-- Begin Given information --

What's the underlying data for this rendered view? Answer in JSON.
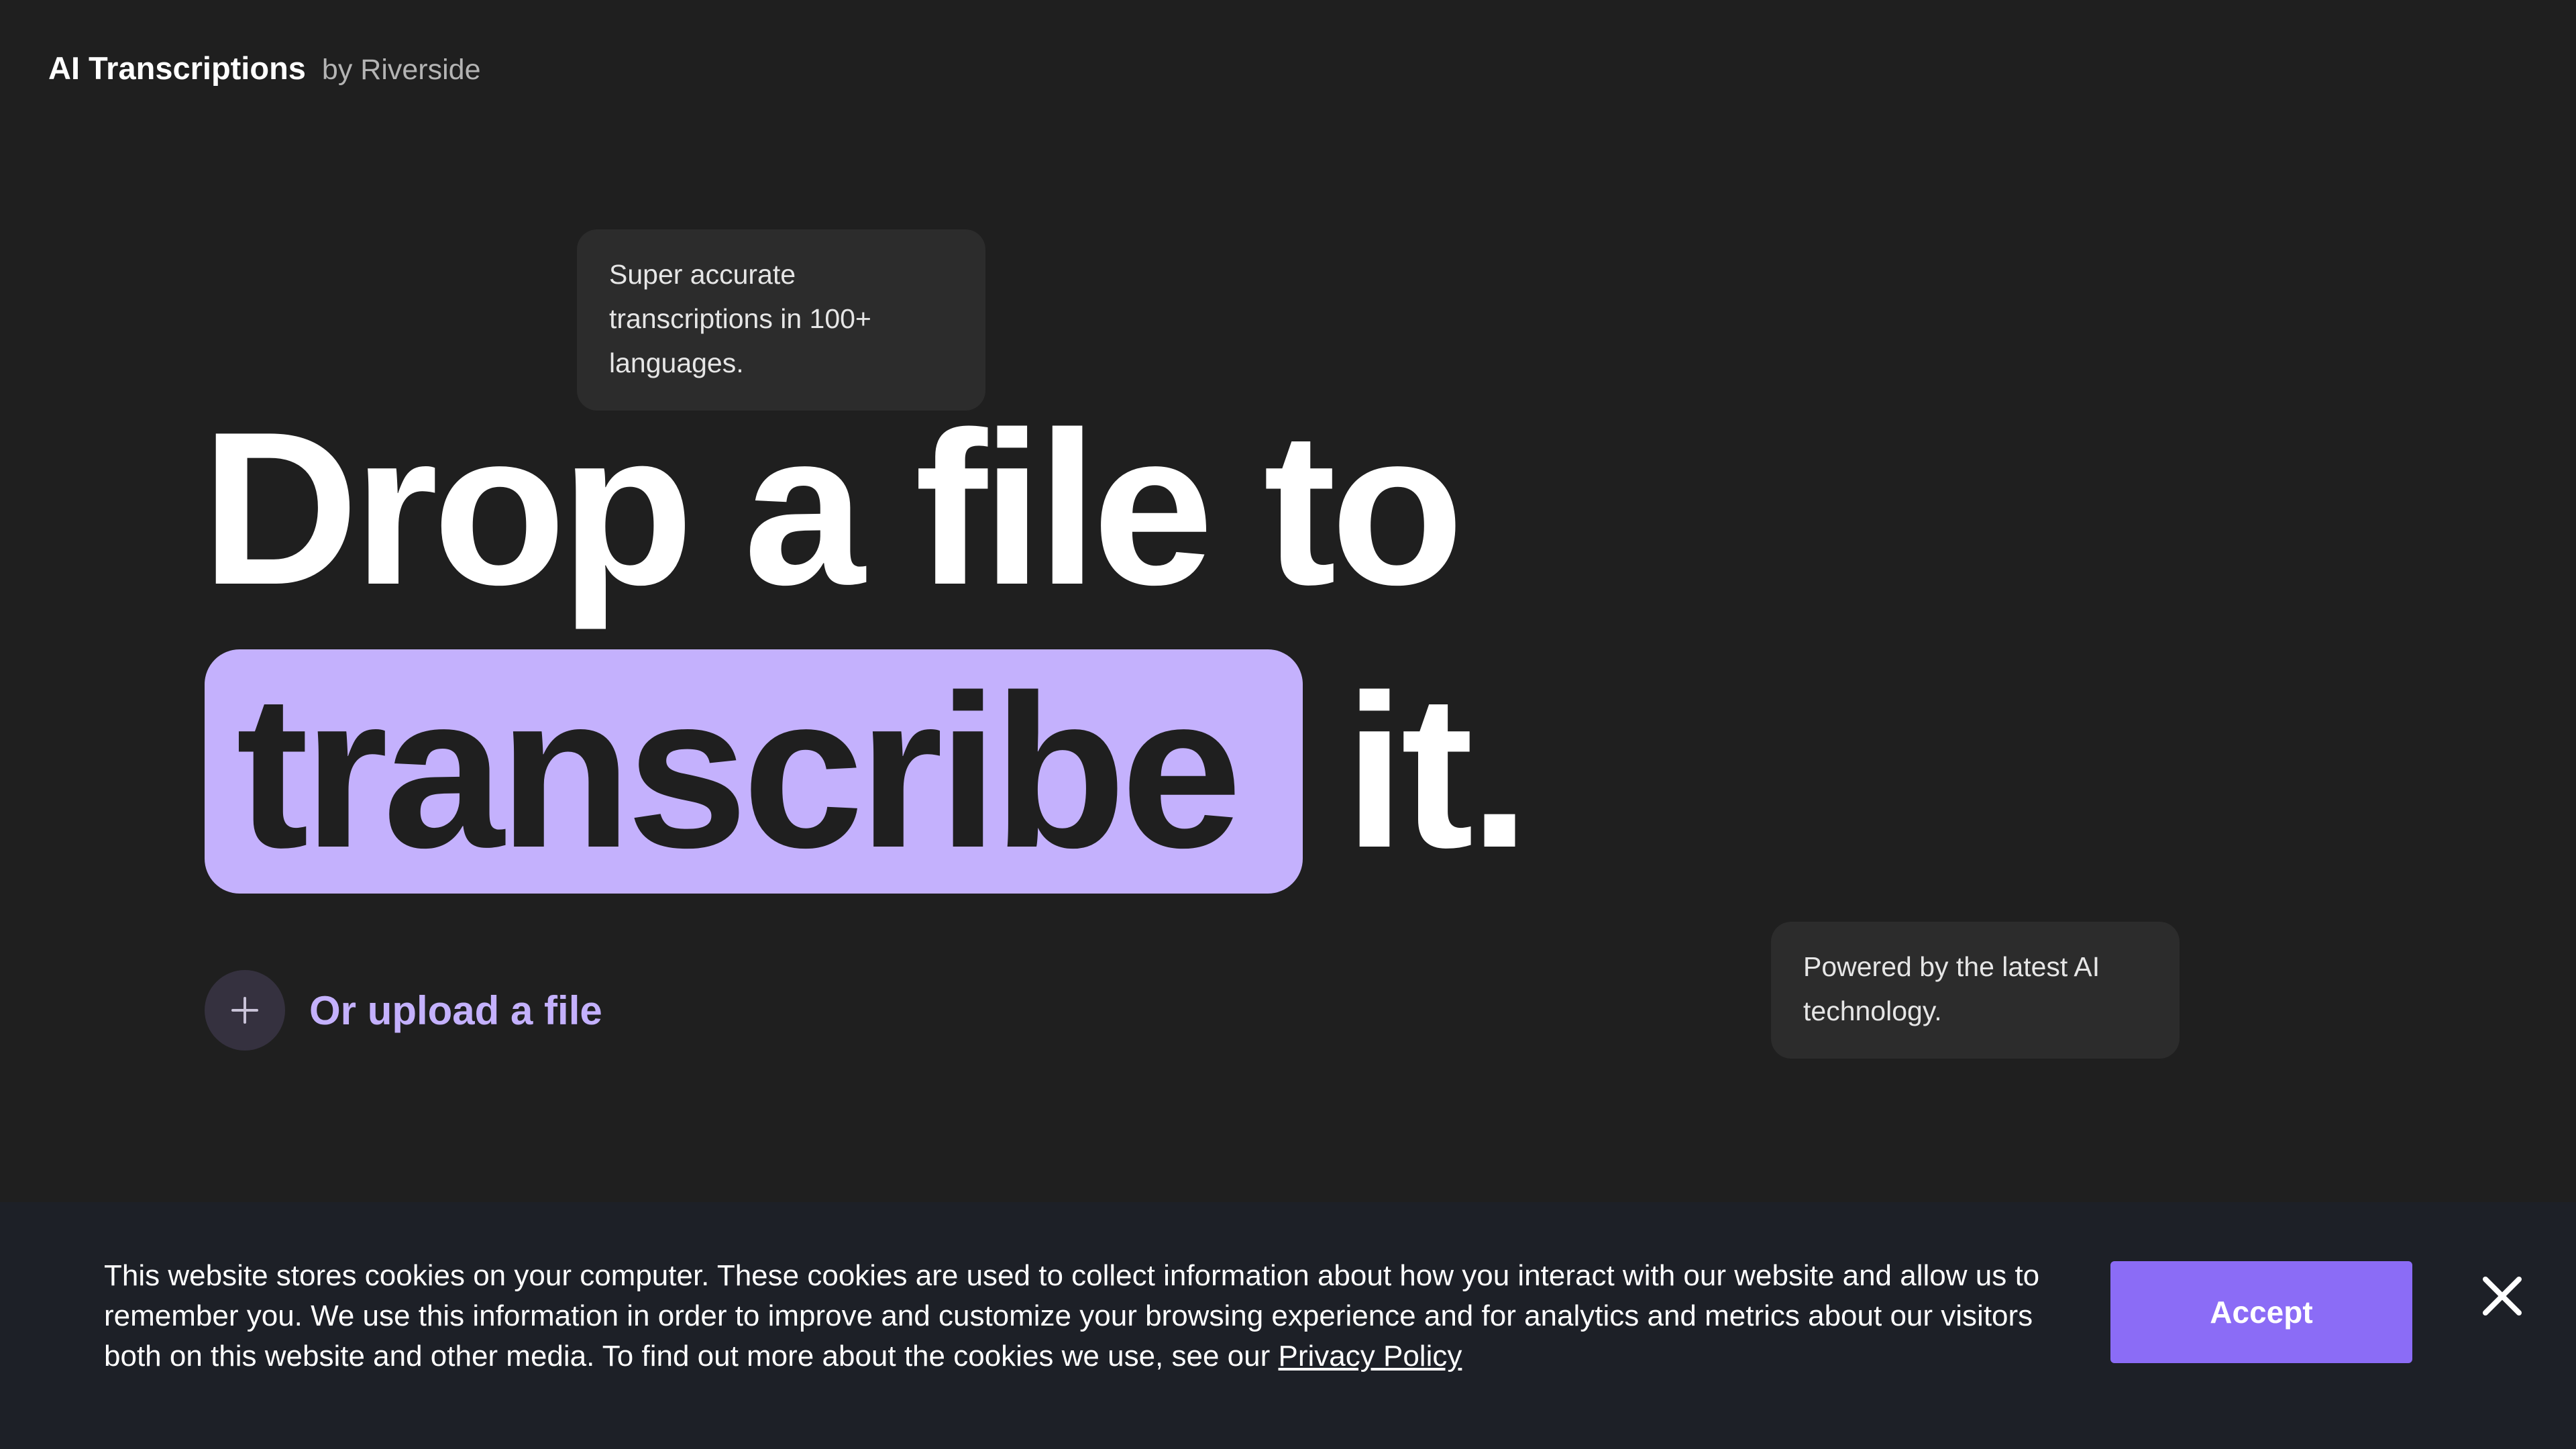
{
  "header": {
    "title": "AI Transcriptions",
    "byline": "by Riverside"
  },
  "tooltips": {
    "accuracy": "Super accurate transcriptions in 100+ languages.",
    "technology": "Powered by the latest AI technology."
  },
  "hero": {
    "line1": "Drop a file to",
    "highlight_word": "transcribe",
    "line2_suffix": "it."
  },
  "upload": {
    "label": "Or upload a file",
    "icon": "plus-icon"
  },
  "cookie_banner": {
    "text": "This website stores cookies on your computer. These cookies are used to collect information about how you interact with our website and allow us to remember you. We use this information in order to improve and customize your browsing experience and for analytics and metrics about our visitors both on this website and other media. To find out more about the cookies we use, see our",
    "link_label": "Privacy Policy",
    "accept_label": "Accept",
    "close_icon": "close-icon"
  },
  "colors": {
    "background": "#1f1f1f",
    "accent": "#c4b1fd",
    "button": "#8b6cf6",
    "cookie_bar": "#1d2027"
  }
}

-- End Given information --

What needs to be done
All of the entries need to be transcribed word for word; pictures are left out.

Task output
What's the underlying data for this rendered view? Answer in JSON.
{
  "header": {
    "title": "AI Transcriptions",
    "byline": "by Riverside"
  },
  "tooltips": {
    "accuracy": "Super accurate transcriptions in 100+ languages.",
    "technology": "Powered by the latest AI technology."
  },
  "hero": {
    "line1": "Drop a file to",
    "highlight_word": "transcribe",
    "line2_suffix": "it."
  },
  "upload": {
    "label": "Or upload a file",
    "icon": "plus-icon"
  },
  "cookie_banner": {
    "text": "This website stores cookies on your computer. These cookies are used to collect information about how you interact with our website and allow us to remember you. We use this information in order to improve and customize your browsing experience and for analytics and metrics about our visitors both on this website and other media. To find out more about the cookies we use, see our",
    "link_label": "Privacy Policy",
    "accept_label": "Accept",
    "close_icon": "close-icon"
  },
  "colors": {
    "background": "#1f1f1f",
    "accent": "#c4b1fd",
    "button": "#8b6cf6",
    "cookie_bar": "#1d2027"
  }
}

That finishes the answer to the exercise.